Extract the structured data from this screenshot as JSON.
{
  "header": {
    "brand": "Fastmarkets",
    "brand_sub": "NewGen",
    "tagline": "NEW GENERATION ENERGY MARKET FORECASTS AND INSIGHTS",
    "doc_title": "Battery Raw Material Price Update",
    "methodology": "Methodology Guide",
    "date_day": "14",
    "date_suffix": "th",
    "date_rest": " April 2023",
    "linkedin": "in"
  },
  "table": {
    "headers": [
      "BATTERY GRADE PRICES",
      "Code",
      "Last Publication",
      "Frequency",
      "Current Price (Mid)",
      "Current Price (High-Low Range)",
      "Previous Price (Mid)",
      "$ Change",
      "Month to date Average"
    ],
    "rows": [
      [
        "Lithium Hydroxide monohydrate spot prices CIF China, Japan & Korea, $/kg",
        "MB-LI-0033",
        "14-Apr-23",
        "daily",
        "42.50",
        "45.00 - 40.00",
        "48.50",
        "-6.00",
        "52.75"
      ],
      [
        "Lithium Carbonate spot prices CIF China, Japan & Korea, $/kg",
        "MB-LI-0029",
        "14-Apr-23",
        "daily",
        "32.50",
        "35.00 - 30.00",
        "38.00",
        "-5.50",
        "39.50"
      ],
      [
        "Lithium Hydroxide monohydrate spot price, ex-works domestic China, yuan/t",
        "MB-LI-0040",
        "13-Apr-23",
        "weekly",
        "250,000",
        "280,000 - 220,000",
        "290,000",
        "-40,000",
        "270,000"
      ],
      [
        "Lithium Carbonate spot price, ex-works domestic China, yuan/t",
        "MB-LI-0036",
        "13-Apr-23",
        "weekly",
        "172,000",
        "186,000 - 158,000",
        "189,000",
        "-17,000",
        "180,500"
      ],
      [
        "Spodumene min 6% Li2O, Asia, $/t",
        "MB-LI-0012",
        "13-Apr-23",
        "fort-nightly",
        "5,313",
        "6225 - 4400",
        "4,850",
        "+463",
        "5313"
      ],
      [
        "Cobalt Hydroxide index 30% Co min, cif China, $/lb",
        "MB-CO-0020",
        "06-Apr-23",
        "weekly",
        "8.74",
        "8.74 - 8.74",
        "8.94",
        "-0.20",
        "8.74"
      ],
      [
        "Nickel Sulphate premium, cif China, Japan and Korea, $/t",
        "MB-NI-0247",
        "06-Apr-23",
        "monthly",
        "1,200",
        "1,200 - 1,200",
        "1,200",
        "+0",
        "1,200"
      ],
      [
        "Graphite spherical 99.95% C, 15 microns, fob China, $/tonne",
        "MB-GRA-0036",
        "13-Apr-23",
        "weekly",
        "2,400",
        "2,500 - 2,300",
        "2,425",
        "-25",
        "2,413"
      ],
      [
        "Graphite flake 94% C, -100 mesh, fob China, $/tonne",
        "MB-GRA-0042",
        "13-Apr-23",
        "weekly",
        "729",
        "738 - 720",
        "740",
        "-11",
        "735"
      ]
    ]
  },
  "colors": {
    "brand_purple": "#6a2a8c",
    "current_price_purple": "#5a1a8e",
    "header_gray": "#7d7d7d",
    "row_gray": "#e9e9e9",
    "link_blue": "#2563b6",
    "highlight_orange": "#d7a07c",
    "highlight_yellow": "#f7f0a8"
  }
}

+-------+

- PROBLEM DESCRIPTION -
Copy all the records above exactly, missing none.

- ANSWER -
Extract the structured data from this screenshot as JSON.
{
  "header": {
    "brand": "Fastmarkets",
    "brand_sub": "NewGen",
    "tagline": "NEW GENERATION ENERGY MARKET FORECASTS AND INSIGHTS",
    "doc_title": "Battery Raw Material Price Update",
    "methodology": "Methodology Guide",
    "date_day": "14",
    "date_suffix": "th",
    "date_rest": " April 2023",
    "linkedin": "in"
  },
  "table": {
    "headers": [
      "BATTERY GRADE PRICES",
      "Code",
      "Last Publication",
      "Frequency",
      "Current Price (Mid)",
      "Current Price (High-Low Range)",
      "Previous Price (Mid)",
      "$ Change",
      "Month to date Average"
    ],
    "rows": [
      [
        "Lithium Hydroxide monohydrate spot prices CIF China, Japan & Korea, $/kg",
        "MB-LI-0033",
        "14-Apr-23",
        "daily",
        "42.50",
        "45.00 - 40.00",
        "48.50",
        "-6.00",
        "52.75"
      ],
      [
        "Lithium Carbonate spot prices CIF China, Japan & Korea, $/kg",
        "MB-LI-0029",
        "14-Apr-23",
        "daily",
        "32.50",
        "35.00 - 30.00",
        "38.00",
        "-5.50",
        "39.50"
      ],
      [
        "Lithium Hydroxide monohydrate spot price, ex-works domestic China, yuan/t",
        "MB-LI-0040",
        "13-Apr-23",
        "weekly",
        "250,000",
        "280,000 - 220,000",
        "290,000",
        "-40,000",
        "270,000"
      ],
      [
        "Lithium Carbonate spot price, ex-works domestic China, yuan/t",
        "MB-LI-0036",
        "13-Apr-23",
        "weekly",
        "172,000",
        "186,000 - 158,000",
        "189,000",
        "-17,000",
        "180,500"
      ],
      [
        "Spodumene min 6% Li2O, Asia, $/t",
        "MB-LI-0012",
        "13-Apr-23",
        "fort-nightly",
        "5,313",
        "6225 - 4400",
        "4,850",
        "+463",
        "5313"
      ],
      [
        "Cobalt Hydroxide index 30% Co min, cif China, $/lb",
        "MB-CO-0020",
        "06-Apr-23",
        "weekly",
        "8.74",
        "8.74 - 8.74",
        "8.94",
        "-0.20",
        "8.74"
      ],
      [
        "Nickel Sulphate premium, cif China, Japan and Korea, $/t",
        "MB-NI-0247",
        "06-Apr-23",
        "monthly",
        "1,200",
        "1,200 - 1,200",
        "1,200",
        "+0",
        "1,200"
      ],
      [
        "Graphite spherical 99.95% C, 15 microns, fob China, $/tonne",
        "MB-GRA-0036",
        "13-Apr-23",
        "weekly",
        "2,400",
        "2,500 - 2,300",
        "2,425",
        "-25",
        "2,413"
      ],
      [
        "Graphite flake 94% C, -100 mesh, fob China, $/tonne",
        "MB-GRA-0042",
        "13-Apr-23",
        "weekly",
        "729",
        "738 - 720",
        "740",
        "-11",
        "735"
      ]
    ]
  },
  "colors": {
    "brand_purple": "#6a2a8c",
    "current_price_purple": "#5a1a8e",
    "header_gray": "#7d7d7d",
    "row_gray": "#e9e9e9",
    "link_blue": "#2563b6",
    "highlight_orange": "#d7a07c",
    "highlight_yellow": "#f7f0a8"
  }
}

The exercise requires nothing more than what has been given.